-- START OF Data shown --

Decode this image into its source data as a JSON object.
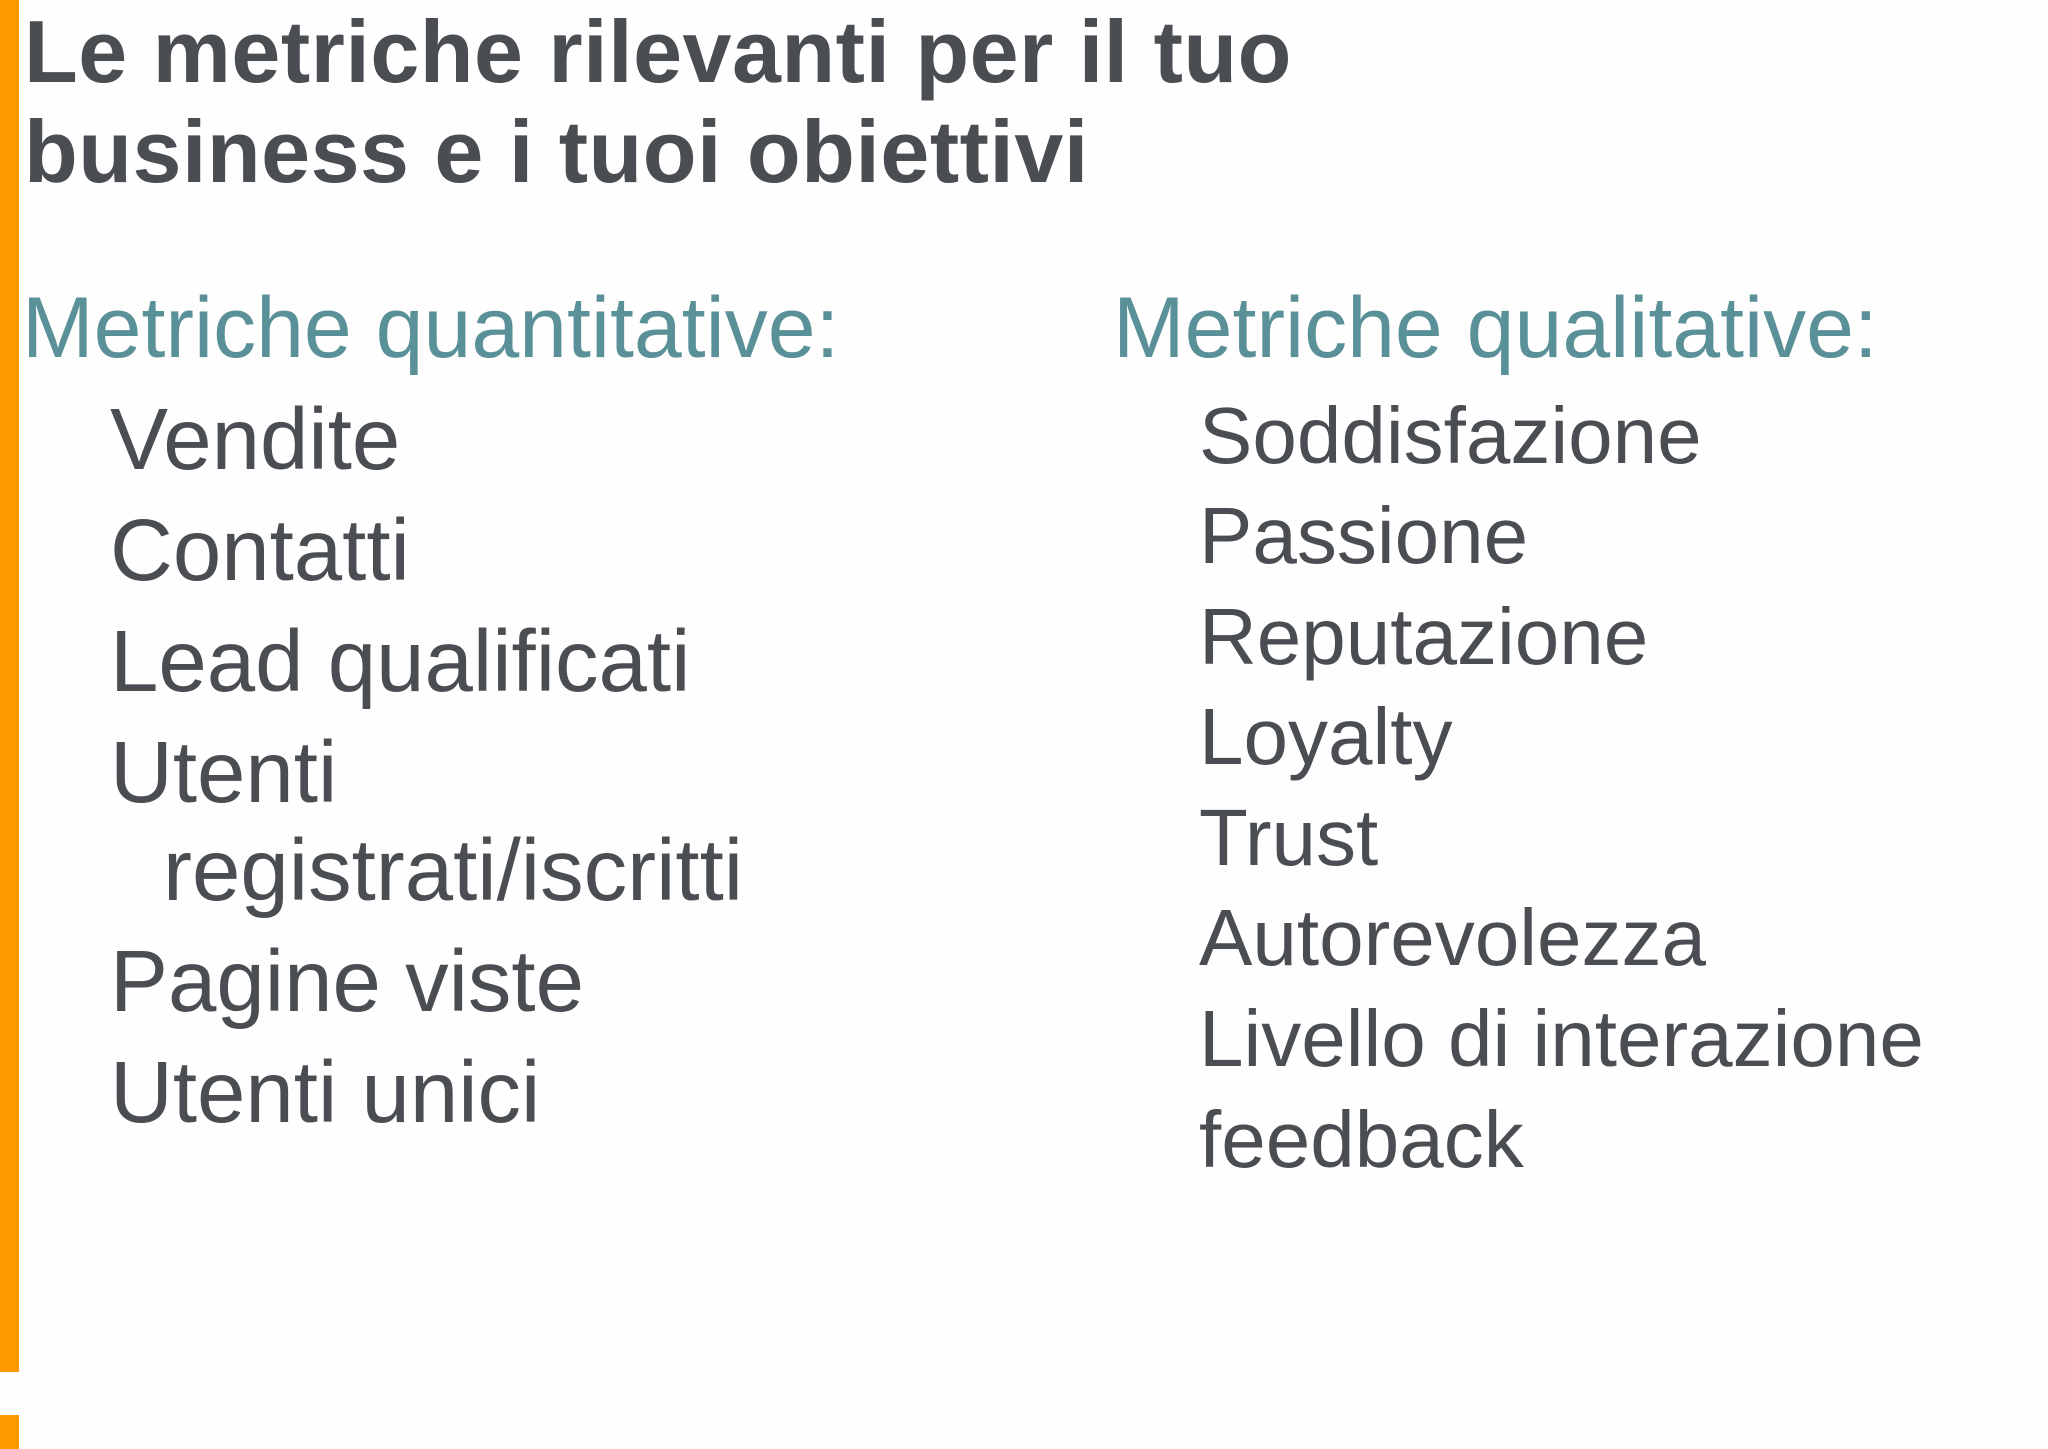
{
  "slide": {
    "title_line1": "Le metriche rilevanti per il tuo",
    "title_line2": "business e i tuoi obiettivi",
    "accent_color": "#ff9900",
    "heading_color": "#5a9198",
    "text_color": "#4a4d52"
  },
  "quantitative": {
    "heading": "Metriche quantitative:",
    "items": [
      "Vendite",
      "Contatti",
      "Lead qualificati",
      "Utenti",
      "registrati/iscritti",
      "Pagine viste",
      "Utenti unici"
    ]
  },
  "qualitative": {
    "heading": "Metriche qualitative:",
    "items": [
      "Soddisfazione",
      "Passione",
      "Reputazione",
      "Loyalty",
      "Trust",
      "Autorevolezza",
      "Livello di interazione",
      "feedback"
    ]
  }
}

-- END OF Data shown --

## [Task goal]
Copy the material exactly. Do not include the pictures.

## [Answer for this exercise]
Decode this image into its source data as a JSON object.
{
  "slide": {
    "title_line1": "Le metriche rilevanti per il tuo",
    "title_line2": "business e i tuoi obiettivi",
    "accent_color": "#ff9900",
    "heading_color": "#5a9198",
    "text_color": "#4a4d52"
  },
  "quantitative": {
    "heading": "Metriche quantitative:",
    "items": [
      "Vendite",
      "Contatti",
      "Lead qualificati",
      "Utenti",
      "registrati/iscritti",
      "Pagine viste",
      "Utenti unici"
    ]
  },
  "qualitative": {
    "heading": "Metriche qualitative:",
    "items": [
      "Soddisfazione",
      "Passione",
      "Reputazione",
      "Loyalty",
      "Trust",
      "Autorevolezza",
      "Livello di interazione",
      "feedback"
    ]
  }
}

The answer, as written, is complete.